(Figure contents as structured data)
-----
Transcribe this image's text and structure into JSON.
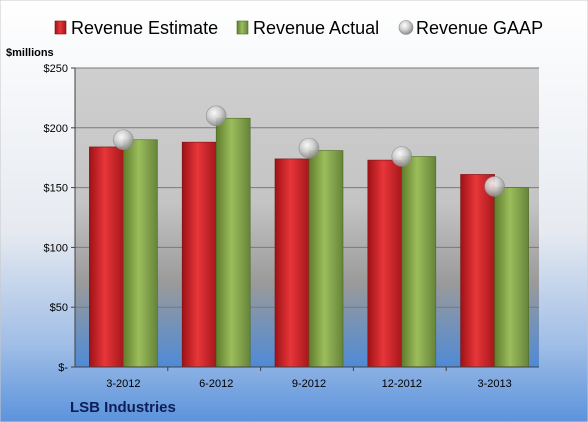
{
  "chart_data": {
    "type": "bar",
    "categories": [
      "3-2012",
      "6-2012",
      "9-2012",
      "12-2012",
      "3-2013"
    ],
    "series": [
      {
        "name": "Revenue Estimate",
        "type": "bar",
        "color": "#d0262b",
        "values": [
          184,
          188,
          174,
          173,
          161
        ]
      },
      {
        "name": "Revenue Actual",
        "type": "bar",
        "color": "#8cab4c",
        "values": [
          190,
          208,
          181,
          176,
          150
        ]
      },
      {
        "name": "Revenue GAAP",
        "type": "marker",
        "color": "#b9b9b9",
        "values": [
          190,
          210,
          183,
          176,
          151
        ]
      }
    ],
    "ylabel": "$millions",
    "ylim": [
      0,
      250
    ],
    "yticks": [
      0,
      50,
      100,
      150,
      200,
      250
    ],
    "ytick_labels": [
      "$-",
      "$50",
      "$100",
      "$150",
      "$200",
      "$250"
    ],
    "grid": true,
    "legend_position": "top",
    "company": "LSB Industries"
  }
}
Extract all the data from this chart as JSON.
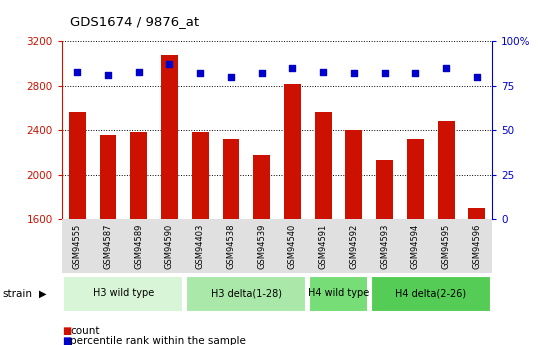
{
  "title": "GDS1674 / 9876_at",
  "samples": [
    "GSM94555",
    "GSM94587",
    "GSM94589",
    "GSM94590",
    "GSM94403",
    "GSM94538",
    "GSM94539",
    "GSM94540",
    "GSM94591",
    "GSM94592",
    "GSM94593",
    "GSM94594",
    "GSM94595",
    "GSM94596"
  ],
  "counts": [
    2560,
    2360,
    2380,
    3080,
    2380,
    2320,
    2180,
    2820,
    2560,
    2400,
    2130,
    2320,
    2480,
    1700
  ],
  "percentiles": [
    83,
    81,
    83,
    87,
    82,
    80,
    82,
    85,
    83,
    82,
    82,
    82,
    85,
    80
  ],
  "groups": [
    {
      "label": "H3 wild type",
      "start": 0,
      "end": 4,
      "color": "#d8f5d8"
    },
    {
      "label": "H3 delta(1-28)",
      "start": 4,
      "end": 8,
      "color": "#aae8aa"
    },
    {
      "label": "H4 wild type",
      "start": 8,
      "end": 10,
      "color": "#77dd77"
    },
    {
      "label": "H4 delta(2-26)",
      "start": 10,
      "end": 14,
      "color": "#55cc55"
    }
  ],
  "ylim_left": [
    1600,
    3200
  ],
  "ylim_right": [
    0,
    100
  ],
  "yticks_left": [
    1600,
    2000,
    2400,
    2800,
    3200
  ],
  "yticks_right": [
    0,
    25,
    50,
    75,
    100
  ],
  "bar_color": "#cc1100",
  "dot_color": "#0000cc",
  "left_tick_color": "#cc1100",
  "right_tick_color": "#0000cc",
  "strain_label": "strain",
  "legend_count": "count",
  "legend_pct": "percentile rank within the sample"
}
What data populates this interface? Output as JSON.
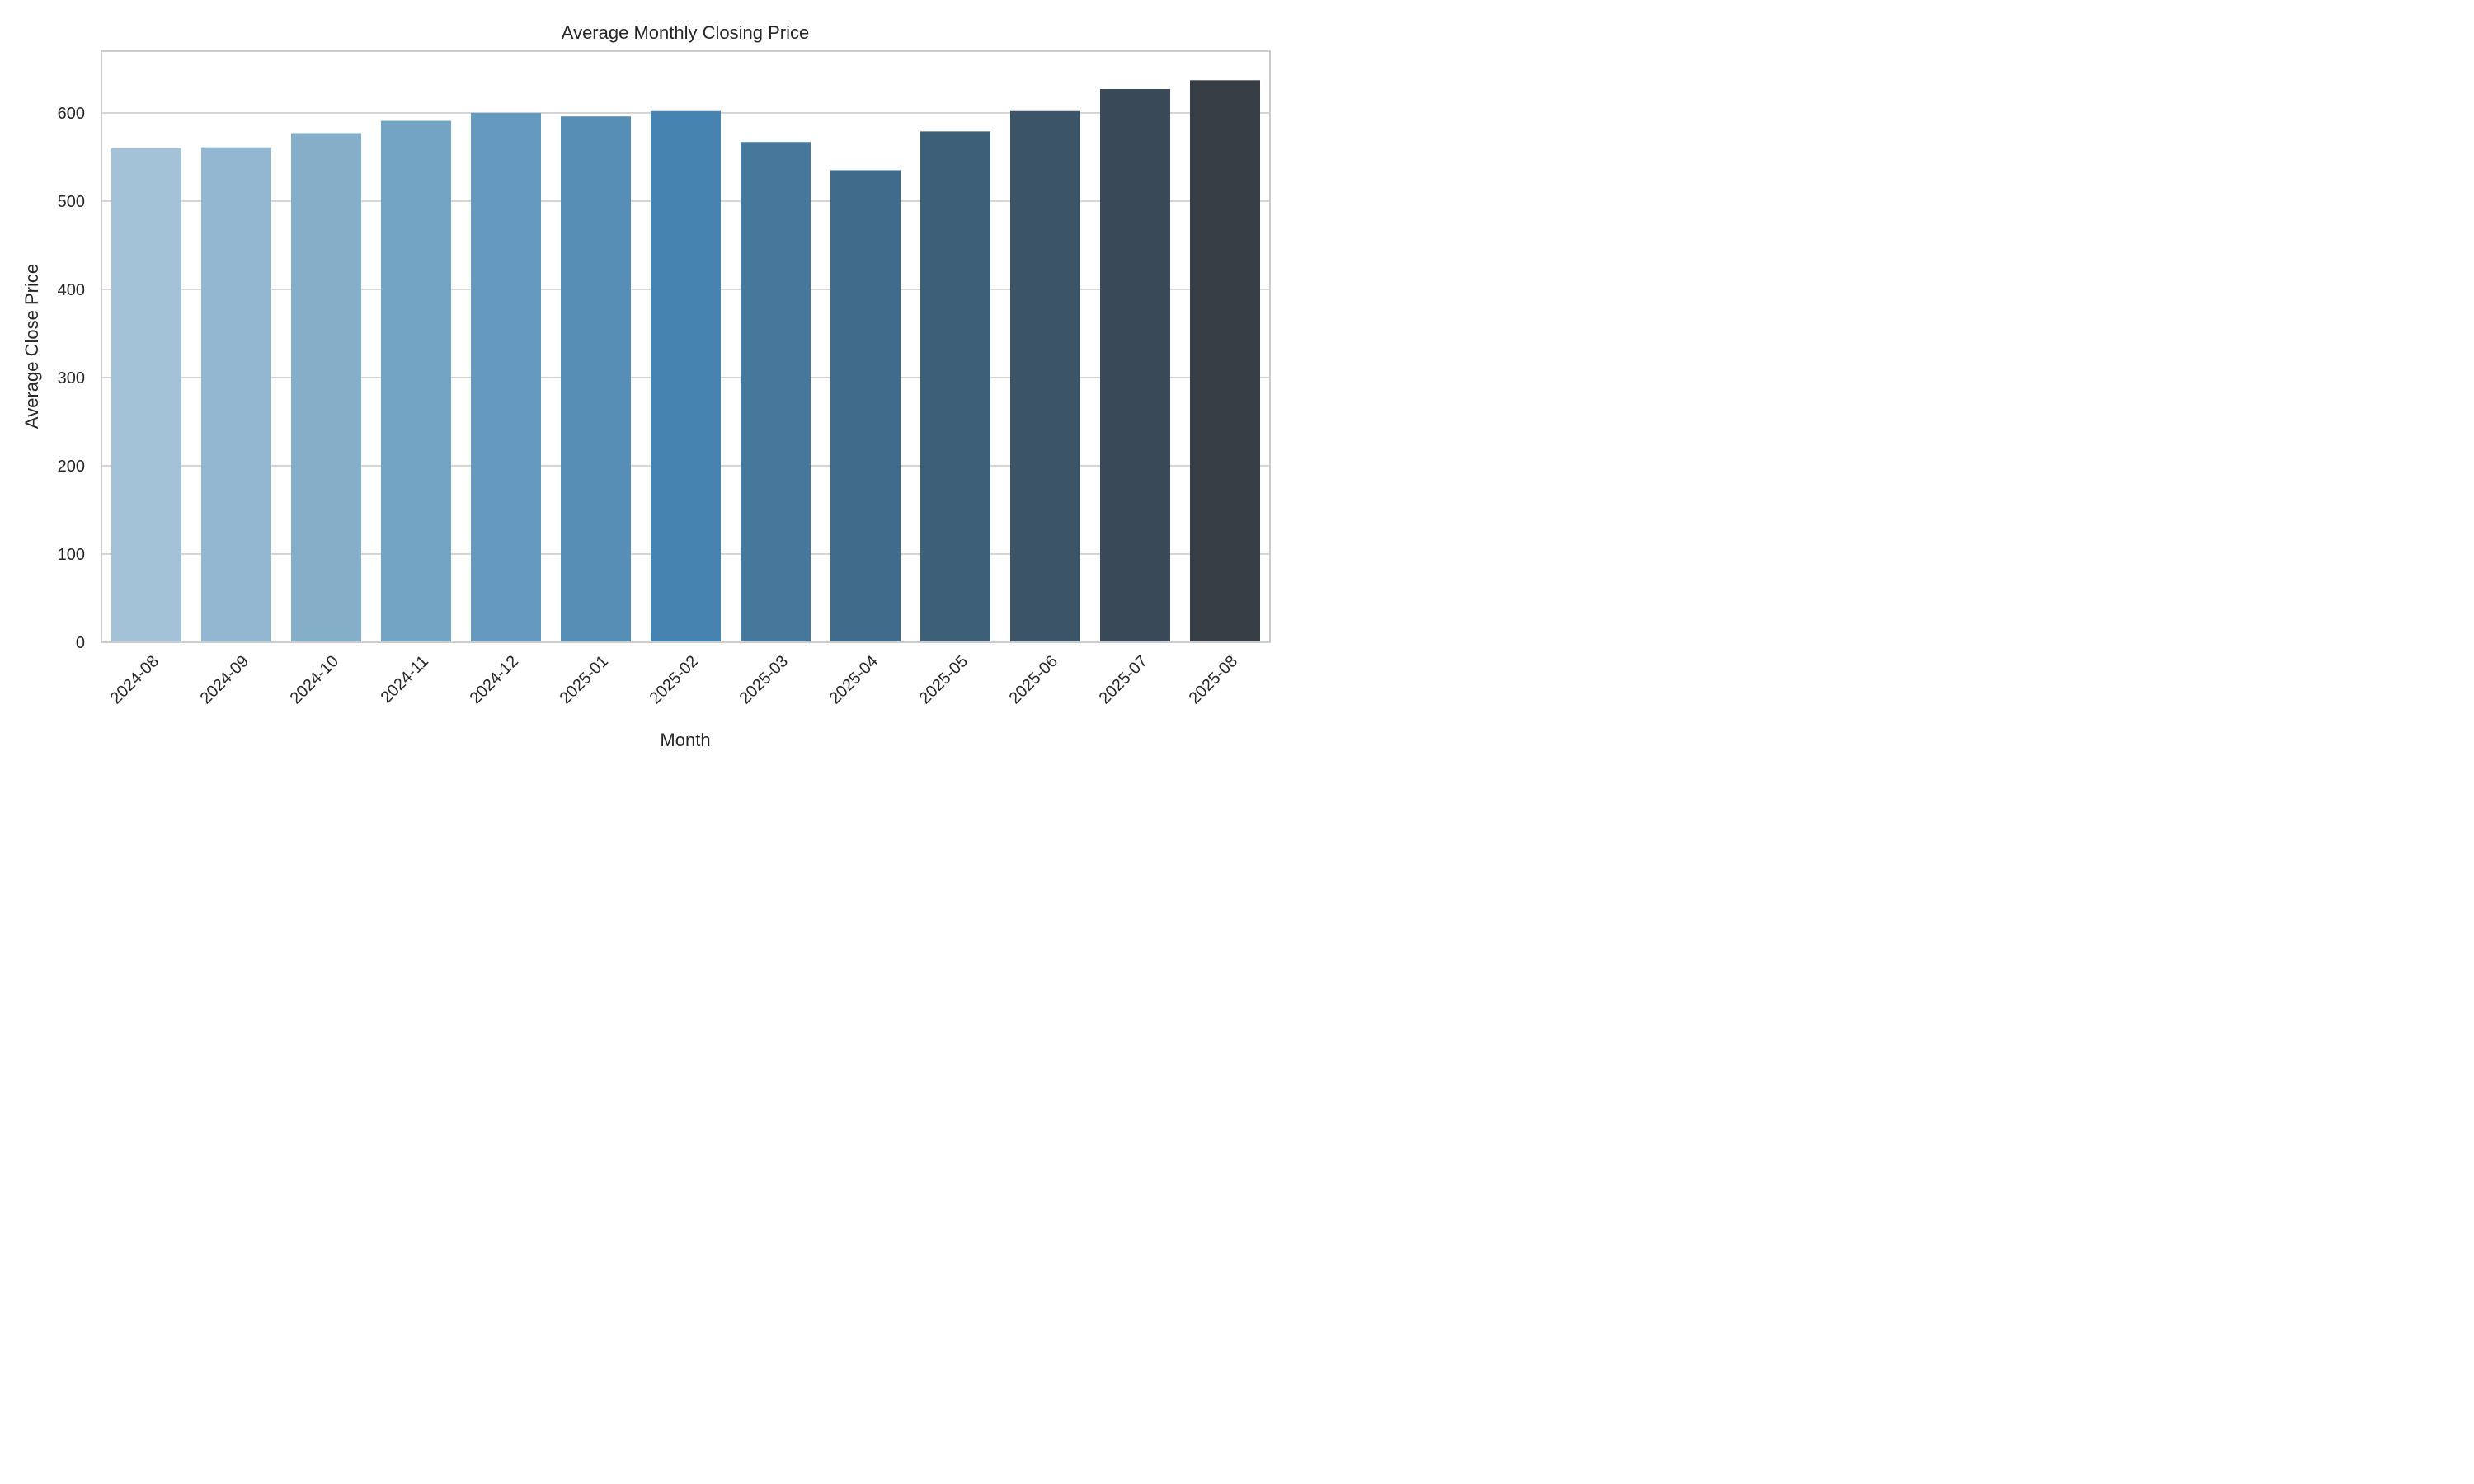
-----
[TASK PROMPT]
The material above must be printed exactly, with its pictures left out.

[RESULT OF THIS EXERCISE]
Transcribe this image's text and structure into JSON.
{
  "chart_data": {
    "type": "bar",
    "categories": [
      "3-2012",
      "6-2012",
      "9-2012",
      "12-2012",
      "3-2013"
    ],
    "series": [
      {
        "name": "Revenue Estimate",
        "type": "bar",
        "color": "#d0262b",
        "values": [
          184,
          188,
          174,
          173,
          161
        ]
      },
      {
        "name": "Revenue Actual",
        "type": "bar",
        "color": "#8cab4c",
        "values": [
          190,
          208,
          181,
          176,
          150
        ]
      },
      {
        "name": "Revenue GAAP",
        "type": "marker",
        "color": "#b9b9b9",
        "values": [
          190,
          210,
          183,
          176,
          151
        ]
      }
    ],
    "ylabel": "$millions",
    "ylim": [
      0,
      250
    ],
    "yticks": [
      0,
      50,
      100,
      150,
      200,
      250
    ],
    "ytick_labels": [
      "$-",
      "$50",
      "$100",
      "$150",
      "$200",
      "$250"
    ],
    "grid": true,
    "legend_position": "top",
    "company": "LSB Industries"
  }
}
Extract all the data from this chart as JSON.
{
  "title": "GDS1674 / 9876_at",
  "samples": [
    "GSM94555",
    "GSM94587",
    "GSM94589",
    "GSM94590",
    "GSM94403",
    "GSM94538",
    "GSM94539",
    "GSM94540",
    "GSM94591",
    "GSM94592",
    "GSM94593",
    "GSM94594",
    "GSM94595",
    "GSM94596"
  ],
  "counts": [
    2560,
    2360,
    2380,
    3080,
    2380,
    2320,
    2180,
    2820,
    2560,
    2400,
    2130,
    2320,
    2480,
    1700
  ],
  "percentiles": [
    83,
    81,
    83,
    87,
    82,
    80,
    82,
    85,
    83,
    82,
    82,
    82,
    85,
    80
  ],
  "groups": [
    {
      "label": "H3 wild type",
      "start": 0,
      "end": 4,
      "color": "#d8f5d8"
    },
    {
      "label": "H3 delta(1-28)",
      "start": 4,
      "end": 8,
      "color": "#aae8aa"
    },
    {
      "label": "H4 wild type",
      "start": 8,
      "end": 10,
      "color": "#77dd77"
    },
    {
      "label": "H4 delta(2-26)",
      "start": 10,
      "end": 14,
      "color": "#55cc55"
    }
  ],
  "ylim_left": [
    1600,
    3200
  ],
  "ylim_right": [
    0,
    100
  ],
  "yticks_left": [
    1600,
    2000,
    2400,
    2800,
    3200
  ],
  "yticks_right": [
    0,
    25,
    50,
    75,
    100
  ],
  "bar_color": "#cc1100",
  "dot_color": "#0000cc",
  "left_tick_color": "#cc1100",
  "right_tick_color": "#0000cc",
  "strain_label": "strain",
  "legend_count": "count",
  "legend_pct": "percentile rank within the sample"
}
What data populates this interface? Output as JSON.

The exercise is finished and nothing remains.